Tuesday, February 10, 2009

Class notes for 2/9

We are now dealing with proportions, and the formulas are as follows:

Population: p = F/N

Sample: p-hat = f/n

We often want to compare one proportion to another, either two from the same sample or comparable proportions from different samples, or the sample proportion to the population proportion. Because of this, it is better to write the numbers as decimals or in scales based on powers of 10.

Scales based on powers of 10: The most famous scale base on powers of ten in percentage, which really means "per 100". It is much more common to see "53% of the people agree with the president's plan" than ".53 of the people..." or "53 out of every 100 people...". Technically, all those phrases are saying the same thing, but percentage is the most popular.

-- -- --

** Problems **
**A)** Answer these questions from the class notes, one line each:
(i) What formula do the class notes give for a sample proportion?
(ii) What does percentage really mean, according to the class notes?
(iii) What formula do the class notes give for a population proportion?
**B)** Transcribe the part of the class notes that opens with the words "We often want" and closes with "the most popular.".
**C)** Rewrite the class notes paragraph that begins "We often want to compare" in a shorter form that keeps its main facts.
The listing has no connection to the class notes.

** Material **
-- -- --

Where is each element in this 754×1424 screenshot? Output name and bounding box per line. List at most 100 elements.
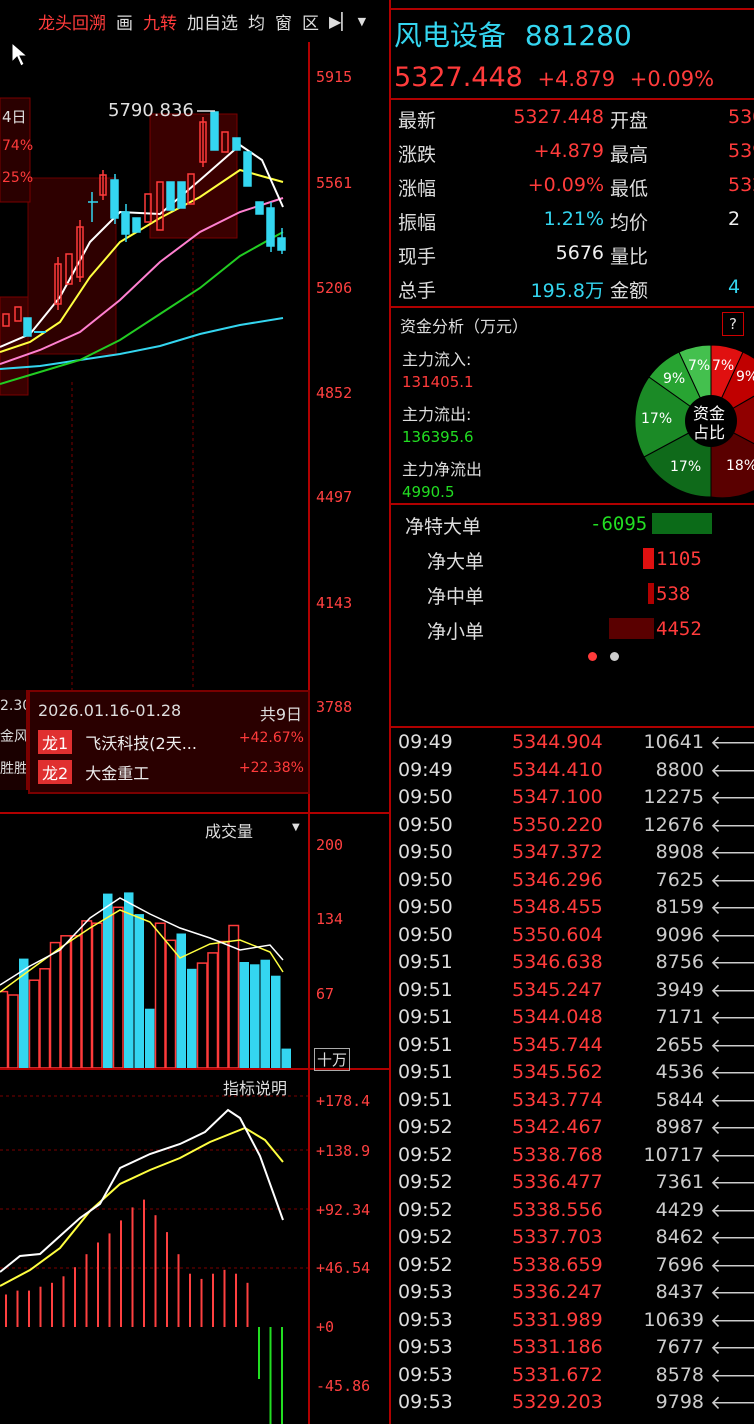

-- -- --

** Answers for the tasks **
**A)**
(i) p-hat = f/n
(ii) "per 100"
(iii) p = F/N

**B)**
We often want to compare one proportion to another, either two from the same sample or comparable proportions from different samples, or the sample proportion to the population proportion. Because of this, it is better to write the numbers as decimals or in scales based on powers of 10.

Scales based on powers of 10: The most famous scale base on powers of ten in percentage, which really means "per 100". It is much more common to see "53% of the people agree with the president's plan" than ".53 of the people..." or "53 out of every 100 people...". Technically, all those phrases are saying the same thing, but percentage is the most popular.

**C)** Proportions are often compared: two from one sample, comparable ones from different samples, or a sample proportion against the population proportion. So it is better to write them as decimals or on scales based on powers of 10.